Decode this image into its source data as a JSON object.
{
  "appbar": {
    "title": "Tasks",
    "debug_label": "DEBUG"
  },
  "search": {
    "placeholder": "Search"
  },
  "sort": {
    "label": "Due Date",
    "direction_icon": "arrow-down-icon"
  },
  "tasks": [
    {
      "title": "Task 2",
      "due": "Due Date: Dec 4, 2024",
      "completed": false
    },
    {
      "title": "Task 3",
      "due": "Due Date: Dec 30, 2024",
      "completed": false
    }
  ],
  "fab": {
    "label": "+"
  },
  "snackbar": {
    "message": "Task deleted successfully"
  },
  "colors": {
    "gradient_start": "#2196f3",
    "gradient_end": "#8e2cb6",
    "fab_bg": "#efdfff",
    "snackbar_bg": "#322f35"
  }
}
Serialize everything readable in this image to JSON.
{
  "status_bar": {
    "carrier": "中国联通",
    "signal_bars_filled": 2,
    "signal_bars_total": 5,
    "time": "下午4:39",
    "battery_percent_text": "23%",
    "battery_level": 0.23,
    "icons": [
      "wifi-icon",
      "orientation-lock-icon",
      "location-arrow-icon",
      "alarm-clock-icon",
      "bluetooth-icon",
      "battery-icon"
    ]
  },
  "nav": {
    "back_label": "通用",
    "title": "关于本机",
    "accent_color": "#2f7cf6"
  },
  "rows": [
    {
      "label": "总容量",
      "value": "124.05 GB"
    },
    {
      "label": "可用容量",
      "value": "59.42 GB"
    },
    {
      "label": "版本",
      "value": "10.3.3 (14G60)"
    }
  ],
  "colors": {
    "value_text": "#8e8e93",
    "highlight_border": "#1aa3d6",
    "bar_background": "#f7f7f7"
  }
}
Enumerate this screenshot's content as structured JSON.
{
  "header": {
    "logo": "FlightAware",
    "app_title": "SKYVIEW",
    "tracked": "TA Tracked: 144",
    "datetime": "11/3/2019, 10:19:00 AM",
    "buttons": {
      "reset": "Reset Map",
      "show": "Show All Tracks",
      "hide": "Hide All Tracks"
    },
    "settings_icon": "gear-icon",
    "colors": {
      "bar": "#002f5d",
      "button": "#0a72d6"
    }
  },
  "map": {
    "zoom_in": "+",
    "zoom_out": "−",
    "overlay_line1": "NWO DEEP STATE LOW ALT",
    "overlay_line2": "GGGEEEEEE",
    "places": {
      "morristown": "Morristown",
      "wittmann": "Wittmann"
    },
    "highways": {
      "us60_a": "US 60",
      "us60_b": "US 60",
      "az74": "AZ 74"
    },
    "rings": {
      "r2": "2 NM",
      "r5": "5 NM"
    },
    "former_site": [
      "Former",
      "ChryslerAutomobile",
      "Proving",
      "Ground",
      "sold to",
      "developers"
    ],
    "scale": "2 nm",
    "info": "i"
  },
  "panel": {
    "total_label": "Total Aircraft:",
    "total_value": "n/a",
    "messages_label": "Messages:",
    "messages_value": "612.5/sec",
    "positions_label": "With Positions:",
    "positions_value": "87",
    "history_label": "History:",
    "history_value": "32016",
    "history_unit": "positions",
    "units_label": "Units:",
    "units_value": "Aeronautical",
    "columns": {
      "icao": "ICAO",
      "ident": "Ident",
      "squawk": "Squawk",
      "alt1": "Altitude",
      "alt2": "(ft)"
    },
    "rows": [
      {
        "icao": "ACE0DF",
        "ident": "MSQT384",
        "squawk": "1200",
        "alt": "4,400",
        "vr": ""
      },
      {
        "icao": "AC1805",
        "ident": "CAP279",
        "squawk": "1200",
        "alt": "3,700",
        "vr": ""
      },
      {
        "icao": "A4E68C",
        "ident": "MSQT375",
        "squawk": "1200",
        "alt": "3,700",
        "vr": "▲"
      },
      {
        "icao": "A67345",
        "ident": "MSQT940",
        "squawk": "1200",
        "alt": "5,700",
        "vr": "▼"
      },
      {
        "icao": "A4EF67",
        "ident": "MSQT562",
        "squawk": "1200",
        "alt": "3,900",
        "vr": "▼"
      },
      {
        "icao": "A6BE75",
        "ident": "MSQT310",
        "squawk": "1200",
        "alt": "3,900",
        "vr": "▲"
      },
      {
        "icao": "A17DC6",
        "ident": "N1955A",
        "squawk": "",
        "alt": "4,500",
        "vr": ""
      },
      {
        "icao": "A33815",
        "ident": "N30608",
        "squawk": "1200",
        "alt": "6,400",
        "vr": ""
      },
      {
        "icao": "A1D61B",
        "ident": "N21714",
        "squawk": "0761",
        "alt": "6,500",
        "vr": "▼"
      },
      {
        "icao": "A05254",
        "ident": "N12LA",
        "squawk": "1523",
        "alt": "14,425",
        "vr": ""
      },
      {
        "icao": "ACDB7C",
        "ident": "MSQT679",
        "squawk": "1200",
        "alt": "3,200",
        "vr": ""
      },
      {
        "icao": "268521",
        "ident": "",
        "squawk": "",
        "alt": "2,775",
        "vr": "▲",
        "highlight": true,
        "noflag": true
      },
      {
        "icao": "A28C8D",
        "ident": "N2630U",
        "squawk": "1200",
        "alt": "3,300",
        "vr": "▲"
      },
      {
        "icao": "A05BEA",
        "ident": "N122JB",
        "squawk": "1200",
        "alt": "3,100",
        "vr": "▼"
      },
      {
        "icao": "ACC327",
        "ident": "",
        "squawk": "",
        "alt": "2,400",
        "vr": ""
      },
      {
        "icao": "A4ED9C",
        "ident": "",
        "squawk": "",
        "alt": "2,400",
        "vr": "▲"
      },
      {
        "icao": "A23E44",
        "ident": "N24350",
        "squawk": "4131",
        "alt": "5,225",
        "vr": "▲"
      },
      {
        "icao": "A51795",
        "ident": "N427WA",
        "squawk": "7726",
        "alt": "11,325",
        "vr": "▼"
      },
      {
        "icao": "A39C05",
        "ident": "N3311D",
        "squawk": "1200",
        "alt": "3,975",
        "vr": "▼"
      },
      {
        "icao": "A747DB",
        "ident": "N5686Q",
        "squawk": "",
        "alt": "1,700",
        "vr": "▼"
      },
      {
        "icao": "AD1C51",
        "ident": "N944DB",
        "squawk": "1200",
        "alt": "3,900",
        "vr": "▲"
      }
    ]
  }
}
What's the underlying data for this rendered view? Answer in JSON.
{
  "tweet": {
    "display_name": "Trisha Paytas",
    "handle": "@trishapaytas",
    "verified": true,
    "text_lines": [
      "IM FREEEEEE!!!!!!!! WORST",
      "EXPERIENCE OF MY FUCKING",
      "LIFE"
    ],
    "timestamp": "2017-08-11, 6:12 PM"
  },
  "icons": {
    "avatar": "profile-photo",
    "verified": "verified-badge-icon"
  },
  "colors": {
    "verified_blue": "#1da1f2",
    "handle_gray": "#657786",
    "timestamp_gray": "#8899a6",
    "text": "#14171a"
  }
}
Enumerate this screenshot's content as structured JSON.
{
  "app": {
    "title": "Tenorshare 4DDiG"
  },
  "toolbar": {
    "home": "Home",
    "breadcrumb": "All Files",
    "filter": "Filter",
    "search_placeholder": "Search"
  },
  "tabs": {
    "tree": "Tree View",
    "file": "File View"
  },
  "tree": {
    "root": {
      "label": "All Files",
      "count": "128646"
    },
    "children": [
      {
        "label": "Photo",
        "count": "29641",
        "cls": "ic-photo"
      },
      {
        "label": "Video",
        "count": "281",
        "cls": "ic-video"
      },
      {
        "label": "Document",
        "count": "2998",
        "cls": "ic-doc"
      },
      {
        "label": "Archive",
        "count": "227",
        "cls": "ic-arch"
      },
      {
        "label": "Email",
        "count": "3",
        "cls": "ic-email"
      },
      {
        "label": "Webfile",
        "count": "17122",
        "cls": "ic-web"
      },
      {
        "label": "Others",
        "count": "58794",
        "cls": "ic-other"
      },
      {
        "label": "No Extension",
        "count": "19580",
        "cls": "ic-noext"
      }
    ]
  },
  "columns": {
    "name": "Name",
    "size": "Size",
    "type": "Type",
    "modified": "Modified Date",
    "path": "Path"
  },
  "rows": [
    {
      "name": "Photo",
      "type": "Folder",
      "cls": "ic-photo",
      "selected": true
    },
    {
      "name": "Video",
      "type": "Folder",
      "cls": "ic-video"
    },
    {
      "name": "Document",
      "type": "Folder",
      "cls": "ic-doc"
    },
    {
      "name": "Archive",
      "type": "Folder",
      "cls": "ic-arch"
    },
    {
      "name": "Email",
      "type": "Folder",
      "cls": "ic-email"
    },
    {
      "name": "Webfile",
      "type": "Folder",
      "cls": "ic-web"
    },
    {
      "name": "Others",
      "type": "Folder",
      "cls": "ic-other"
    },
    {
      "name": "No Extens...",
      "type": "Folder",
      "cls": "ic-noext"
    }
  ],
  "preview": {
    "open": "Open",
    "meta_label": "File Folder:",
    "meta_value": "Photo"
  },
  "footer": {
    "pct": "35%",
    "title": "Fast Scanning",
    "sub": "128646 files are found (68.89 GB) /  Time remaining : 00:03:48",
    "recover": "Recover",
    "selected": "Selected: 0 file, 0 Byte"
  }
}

REQUEST » Look through the records and gather every line containing "data".

PROBLEM SOLUTION »
Decode this image into its source data as a JSON object.
What's the underlying data for this rendered view? Answer in JSON.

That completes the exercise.